(Problem description) Copy all records verbatim.

Entries from a dataset
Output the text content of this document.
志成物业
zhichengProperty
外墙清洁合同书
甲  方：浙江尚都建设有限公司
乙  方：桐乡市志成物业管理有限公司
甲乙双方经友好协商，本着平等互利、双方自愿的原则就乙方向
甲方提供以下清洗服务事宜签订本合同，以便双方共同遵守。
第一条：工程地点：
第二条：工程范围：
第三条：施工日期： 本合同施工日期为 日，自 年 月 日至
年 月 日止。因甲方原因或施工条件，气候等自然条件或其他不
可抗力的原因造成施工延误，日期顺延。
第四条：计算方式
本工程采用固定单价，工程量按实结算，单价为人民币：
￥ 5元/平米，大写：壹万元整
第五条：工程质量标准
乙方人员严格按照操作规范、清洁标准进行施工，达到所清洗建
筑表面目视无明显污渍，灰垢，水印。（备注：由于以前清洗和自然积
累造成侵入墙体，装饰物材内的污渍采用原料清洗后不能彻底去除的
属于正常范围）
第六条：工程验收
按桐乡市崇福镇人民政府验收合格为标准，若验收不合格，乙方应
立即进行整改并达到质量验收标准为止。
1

(Complete response)
Output the text content of this document.
志成物业
zhichengProperty
外墙清洁合同书
甲  方：浙江尚都建设有限公司
乙  方：桐乡市志成物业管理有限公司
甲乙双方经友好协商，本着平等互利、双方自愿的原则就乙方向
甲方提供以下清洗服务事宜签订本合同，以便双方共同遵守。
第一条：工程地点：
第二条：工程范围：
第三条：施工日期： 本合同施工日期为 日，自 年 月 日至
年 月 日止。因甲方原因或施工条件，气候等自然条件或其他不
可抗力的原因造成施工延误，日期顺延。
第四条：计算方式
本工程采用固定单价，工程量按实结算，单价为人民币：
￥ 5元/平米，大写：壹万元整
第五条：工程质量标准
乙方人员严格按照操作规范、清洁标准进行施工，达到所清洗建
筑表面目视无明显污渍，灰垢，水印。（备注：由于以前清洗和自然积
累造成侵入墙体，装饰物材内的污渍采用原料清洗后不能彻底去除的
属于正常范围）
第六条：工程验收
按桐乡市崇福镇人民政府验收合格为标准，若验收不合格，乙方应
立即进行整改并达到质量验收标准为止。
1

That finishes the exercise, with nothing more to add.